## [MATERIAL]
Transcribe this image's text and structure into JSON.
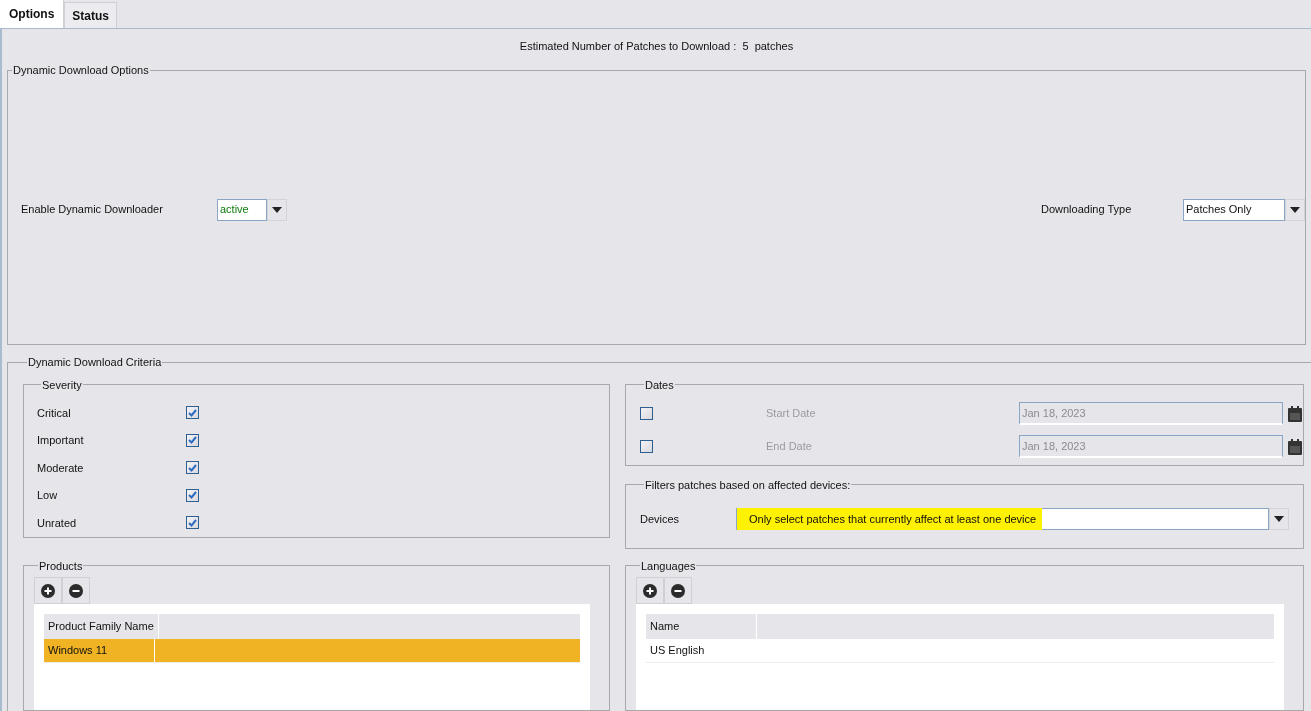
{
  "tabs": [
    {
      "label": "Options",
      "selected": true
    },
    {
      "label": "Status",
      "selected": false
    }
  ],
  "estimate": "Estimated Number of Patches to Download :  5  patches",
  "download_options": {
    "title": "Dynamic Download Options",
    "enable": {
      "label": "Enable Dynamic Downloader",
      "value": "active"
    },
    "type": {
      "label": "Downloading Type",
      "value": "Patches Only"
    }
  },
  "criteria": {
    "title": "Dynamic Download Criteria",
    "severity": {
      "title": "Severity",
      "items": [
        {
          "label": "Critical",
          "checked": true
        },
        {
          "label": "Important",
          "checked": true
        },
        {
          "label": "Moderate",
          "checked": true
        },
        {
          "label": "Low",
          "checked": true
        },
        {
          "label": "Unrated",
          "checked": true
        }
      ]
    },
    "dates": {
      "title": "Dates",
      "rows": [
        {
          "checked": false,
          "label": "Start Date",
          "value": "Jan 18, 2023",
          "disabled": true
        },
        {
          "checked": false,
          "label": "End Date",
          "value": "Jan 18, 2023",
          "disabled": true
        }
      ]
    },
    "device_filter": {
      "title": "Filters patches based on affected devices:",
      "label": "Devices",
      "value": "Only select patches that currently affect at least one device",
      "highlighted": true
    },
    "products": {
      "title": "Products",
      "columns": [
        "Product Family Name"
      ],
      "rows": [
        {
          "cells": [
            "Windows 11"
          ],
          "selected": true
        }
      ]
    },
    "languages": {
      "title": "Languages",
      "columns": [
        "Name"
      ],
      "rows": [
        {
          "cells": [
            "US English"
          ],
          "selected": false
        }
      ]
    }
  }
}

## [AIM OF THE EXERCISE]
Repeat the records in full, exactly as they appear, without the pictures.

## [FINISHED EXERCISE]
Transcribe this image's text and structure into JSON.
{
  "tabs": [
    {
      "label": "Options",
      "selected": true
    },
    {
      "label": "Status",
      "selected": false
    }
  ],
  "estimate": "Estimated Number of Patches to Download :  5  patches",
  "download_options": {
    "title": "Dynamic Download Options",
    "enable": {
      "label": "Enable Dynamic Downloader",
      "value": "active"
    },
    "type": {
      "label": "Downloading Type",
      "value": "Patches Only"
    }
  },
  "criteria": {
    "title": "Dynamic Download Criteria",
    "severity": {
      "title": "Severity",
      "items": [
        {
          "label": "Critical",
          "checked": true
        },
        {
          "label": "Important",
          "checked": true
        },
        {
          "label": "Moderate",
          "checked": true
        },
        {
          "label": "Low",
          "checked": true
        },
        {
          "label": "Unrated",
          "checked": true
        }
      ]
    },
    "dates": {
      "title": "Dates",
      "rows": [
        {
          "checked": false,
          "label": "Start Date",
          "value": "Jan 18, 2023",
          "disabled": true
        },
        {
          "checked": false,
          "label": "End Date",
          "value": "Jan 18, 2023",
          "disabled": true
        }
      ]
    },
    "device_filter": {
      "title": "Filters patches based on affected devices:",
      "label": "Devices",
      "value": "Only select patches that currently affect at least one device",
      "highlighted": true
    },
    "products": {
      "title": "Products",
      "columns": [
        "Product Family Name"
      ],
      "rows": [
        {
          "cells": [
            "Windows 11"
          ],
          "selected": true
        }
      ]
    },
    "languages": {
      "title": "Languages",
      "columns": [
        "Name"
      ],
      "rows": [
        {
          "cells": [
            "US English"
          ],
          "selected": false
        }
      ]
    }
  }
}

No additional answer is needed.